| WHAT THE TASK ASKS |
Pick out all lines in the listing holding the string "Phase" and copy them.
-- START INFORMATION SUPPLIED --
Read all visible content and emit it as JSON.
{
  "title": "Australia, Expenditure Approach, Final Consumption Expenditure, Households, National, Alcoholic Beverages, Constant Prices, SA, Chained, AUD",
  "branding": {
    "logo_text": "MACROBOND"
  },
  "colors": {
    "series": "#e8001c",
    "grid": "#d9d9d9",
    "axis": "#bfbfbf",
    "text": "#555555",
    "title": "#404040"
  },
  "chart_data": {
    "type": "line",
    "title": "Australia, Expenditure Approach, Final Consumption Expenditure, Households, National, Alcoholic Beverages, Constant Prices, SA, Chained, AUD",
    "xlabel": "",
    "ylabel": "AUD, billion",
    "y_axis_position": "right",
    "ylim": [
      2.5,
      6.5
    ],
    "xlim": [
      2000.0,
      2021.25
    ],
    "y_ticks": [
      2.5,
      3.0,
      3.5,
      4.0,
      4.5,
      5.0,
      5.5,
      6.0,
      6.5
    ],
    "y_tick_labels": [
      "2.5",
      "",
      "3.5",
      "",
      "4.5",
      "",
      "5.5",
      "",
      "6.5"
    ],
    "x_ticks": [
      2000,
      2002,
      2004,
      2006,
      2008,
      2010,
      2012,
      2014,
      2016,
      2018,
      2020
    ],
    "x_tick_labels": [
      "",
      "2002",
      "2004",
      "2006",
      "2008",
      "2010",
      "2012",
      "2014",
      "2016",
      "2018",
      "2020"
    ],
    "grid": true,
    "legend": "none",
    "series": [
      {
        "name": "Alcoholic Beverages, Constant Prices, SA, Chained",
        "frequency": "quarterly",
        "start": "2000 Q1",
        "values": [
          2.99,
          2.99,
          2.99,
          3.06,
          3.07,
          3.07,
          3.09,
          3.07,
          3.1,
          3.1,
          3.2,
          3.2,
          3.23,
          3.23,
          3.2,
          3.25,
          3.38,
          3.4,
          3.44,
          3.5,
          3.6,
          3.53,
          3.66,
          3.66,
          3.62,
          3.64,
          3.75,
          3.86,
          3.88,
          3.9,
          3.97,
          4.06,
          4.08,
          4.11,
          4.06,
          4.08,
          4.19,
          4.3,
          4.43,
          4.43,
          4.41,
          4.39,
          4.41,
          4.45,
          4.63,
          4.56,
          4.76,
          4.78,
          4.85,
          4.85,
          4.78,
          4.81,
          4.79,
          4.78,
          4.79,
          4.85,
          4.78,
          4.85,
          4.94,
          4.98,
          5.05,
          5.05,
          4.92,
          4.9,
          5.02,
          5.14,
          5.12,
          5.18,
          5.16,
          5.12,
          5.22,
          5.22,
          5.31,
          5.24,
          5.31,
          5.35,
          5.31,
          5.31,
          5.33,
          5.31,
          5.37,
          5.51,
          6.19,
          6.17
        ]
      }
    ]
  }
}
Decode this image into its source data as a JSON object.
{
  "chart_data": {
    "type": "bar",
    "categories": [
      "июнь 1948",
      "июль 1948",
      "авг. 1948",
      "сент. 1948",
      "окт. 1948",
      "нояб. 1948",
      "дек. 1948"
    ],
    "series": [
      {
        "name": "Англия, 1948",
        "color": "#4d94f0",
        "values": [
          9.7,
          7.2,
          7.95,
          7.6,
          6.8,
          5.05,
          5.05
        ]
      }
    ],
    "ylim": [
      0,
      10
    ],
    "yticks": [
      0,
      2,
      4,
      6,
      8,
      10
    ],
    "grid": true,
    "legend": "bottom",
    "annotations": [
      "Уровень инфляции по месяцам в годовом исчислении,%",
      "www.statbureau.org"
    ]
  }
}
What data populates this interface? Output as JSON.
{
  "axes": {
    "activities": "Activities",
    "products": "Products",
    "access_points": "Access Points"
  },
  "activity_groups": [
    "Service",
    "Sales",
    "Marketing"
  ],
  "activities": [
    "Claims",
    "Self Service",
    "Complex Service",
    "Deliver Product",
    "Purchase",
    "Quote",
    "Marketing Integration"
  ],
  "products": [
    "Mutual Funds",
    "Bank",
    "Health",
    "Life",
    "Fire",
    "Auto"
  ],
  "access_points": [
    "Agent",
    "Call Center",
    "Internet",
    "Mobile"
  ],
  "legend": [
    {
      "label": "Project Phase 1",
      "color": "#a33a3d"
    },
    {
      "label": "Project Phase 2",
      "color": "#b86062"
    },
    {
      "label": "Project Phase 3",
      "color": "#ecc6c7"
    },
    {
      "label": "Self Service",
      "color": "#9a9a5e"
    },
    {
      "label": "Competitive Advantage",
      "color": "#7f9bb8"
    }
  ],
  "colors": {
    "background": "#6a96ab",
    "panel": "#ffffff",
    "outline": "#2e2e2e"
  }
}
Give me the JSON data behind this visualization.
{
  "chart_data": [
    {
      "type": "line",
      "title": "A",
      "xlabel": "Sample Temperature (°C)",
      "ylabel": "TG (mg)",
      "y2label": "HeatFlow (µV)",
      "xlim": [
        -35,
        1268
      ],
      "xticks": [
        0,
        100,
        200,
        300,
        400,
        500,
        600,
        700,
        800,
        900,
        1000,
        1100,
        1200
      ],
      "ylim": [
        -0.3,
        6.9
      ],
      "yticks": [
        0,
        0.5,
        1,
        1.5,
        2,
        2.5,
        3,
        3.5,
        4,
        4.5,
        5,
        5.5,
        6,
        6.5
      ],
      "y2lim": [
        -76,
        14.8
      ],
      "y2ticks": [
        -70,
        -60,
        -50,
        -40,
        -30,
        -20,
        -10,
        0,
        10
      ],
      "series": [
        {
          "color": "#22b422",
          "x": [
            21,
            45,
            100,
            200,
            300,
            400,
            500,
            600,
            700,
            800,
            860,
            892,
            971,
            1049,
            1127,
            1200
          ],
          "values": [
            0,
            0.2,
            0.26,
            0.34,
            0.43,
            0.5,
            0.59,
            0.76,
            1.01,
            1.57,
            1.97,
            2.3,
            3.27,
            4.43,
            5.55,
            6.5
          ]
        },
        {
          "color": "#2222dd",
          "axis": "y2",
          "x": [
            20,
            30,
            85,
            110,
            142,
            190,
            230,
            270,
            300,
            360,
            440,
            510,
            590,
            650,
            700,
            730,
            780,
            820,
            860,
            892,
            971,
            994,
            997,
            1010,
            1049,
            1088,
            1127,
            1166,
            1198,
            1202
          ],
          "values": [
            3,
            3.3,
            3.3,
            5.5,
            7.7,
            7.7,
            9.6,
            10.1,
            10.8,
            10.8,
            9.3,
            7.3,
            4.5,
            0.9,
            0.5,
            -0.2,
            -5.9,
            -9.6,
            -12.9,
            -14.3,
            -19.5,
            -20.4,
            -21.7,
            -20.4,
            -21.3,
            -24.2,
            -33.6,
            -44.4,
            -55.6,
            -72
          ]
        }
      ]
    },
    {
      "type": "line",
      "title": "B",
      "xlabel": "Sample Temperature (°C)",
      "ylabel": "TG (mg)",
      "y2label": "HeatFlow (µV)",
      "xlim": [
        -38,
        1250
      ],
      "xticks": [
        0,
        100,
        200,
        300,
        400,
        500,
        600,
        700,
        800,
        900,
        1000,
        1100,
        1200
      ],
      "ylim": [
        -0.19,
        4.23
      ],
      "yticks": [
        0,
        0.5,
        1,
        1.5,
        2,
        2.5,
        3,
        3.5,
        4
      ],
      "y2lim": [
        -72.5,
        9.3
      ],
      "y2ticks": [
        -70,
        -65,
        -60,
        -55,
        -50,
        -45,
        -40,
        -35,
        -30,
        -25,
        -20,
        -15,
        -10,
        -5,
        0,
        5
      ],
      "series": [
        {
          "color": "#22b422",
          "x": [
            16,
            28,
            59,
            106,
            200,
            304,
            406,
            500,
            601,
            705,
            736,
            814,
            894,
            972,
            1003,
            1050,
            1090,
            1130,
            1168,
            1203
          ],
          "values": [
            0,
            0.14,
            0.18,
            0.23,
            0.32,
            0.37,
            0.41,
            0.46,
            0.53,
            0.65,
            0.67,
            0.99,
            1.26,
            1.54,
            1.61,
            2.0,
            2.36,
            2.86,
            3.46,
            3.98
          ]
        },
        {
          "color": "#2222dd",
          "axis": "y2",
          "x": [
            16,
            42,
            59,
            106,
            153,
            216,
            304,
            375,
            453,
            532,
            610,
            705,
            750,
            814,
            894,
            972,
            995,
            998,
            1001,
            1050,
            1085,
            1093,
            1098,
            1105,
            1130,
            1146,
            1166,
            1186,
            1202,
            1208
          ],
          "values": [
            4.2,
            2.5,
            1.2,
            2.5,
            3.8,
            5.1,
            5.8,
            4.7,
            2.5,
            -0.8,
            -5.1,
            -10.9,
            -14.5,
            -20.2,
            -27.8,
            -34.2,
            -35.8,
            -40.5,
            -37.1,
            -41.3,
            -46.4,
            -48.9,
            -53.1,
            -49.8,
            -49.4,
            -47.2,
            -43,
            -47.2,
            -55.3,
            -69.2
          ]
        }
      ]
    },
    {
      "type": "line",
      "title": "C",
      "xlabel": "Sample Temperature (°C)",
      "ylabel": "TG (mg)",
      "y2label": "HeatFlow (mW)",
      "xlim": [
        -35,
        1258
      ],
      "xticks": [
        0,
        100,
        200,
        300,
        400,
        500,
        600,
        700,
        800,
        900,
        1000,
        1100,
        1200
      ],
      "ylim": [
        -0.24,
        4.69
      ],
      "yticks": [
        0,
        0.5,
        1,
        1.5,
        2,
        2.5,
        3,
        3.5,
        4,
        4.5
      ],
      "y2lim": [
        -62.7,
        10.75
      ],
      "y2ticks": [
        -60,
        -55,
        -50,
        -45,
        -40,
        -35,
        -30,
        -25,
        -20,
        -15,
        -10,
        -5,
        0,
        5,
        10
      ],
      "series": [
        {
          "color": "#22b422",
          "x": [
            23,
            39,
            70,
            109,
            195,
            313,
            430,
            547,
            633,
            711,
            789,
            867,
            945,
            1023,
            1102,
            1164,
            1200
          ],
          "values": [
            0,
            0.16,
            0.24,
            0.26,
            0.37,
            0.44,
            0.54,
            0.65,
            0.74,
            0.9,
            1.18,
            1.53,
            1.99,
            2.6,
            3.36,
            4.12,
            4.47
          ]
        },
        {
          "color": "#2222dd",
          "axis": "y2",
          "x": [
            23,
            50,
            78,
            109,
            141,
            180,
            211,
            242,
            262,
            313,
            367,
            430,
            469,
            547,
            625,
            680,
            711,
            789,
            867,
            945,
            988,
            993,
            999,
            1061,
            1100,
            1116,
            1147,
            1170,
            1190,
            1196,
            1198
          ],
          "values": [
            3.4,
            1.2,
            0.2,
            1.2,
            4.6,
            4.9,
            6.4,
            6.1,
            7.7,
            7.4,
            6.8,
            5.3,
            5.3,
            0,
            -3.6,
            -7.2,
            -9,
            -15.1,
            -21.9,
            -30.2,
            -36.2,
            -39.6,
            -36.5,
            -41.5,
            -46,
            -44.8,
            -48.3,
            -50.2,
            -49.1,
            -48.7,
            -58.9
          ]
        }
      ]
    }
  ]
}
-- END INFORMATION SUPPLIED --
| FULL SOLUTION |
      "label": "Project Phase 1",
      "label": "Project Phase 2",
      "label": "Project Phase 3",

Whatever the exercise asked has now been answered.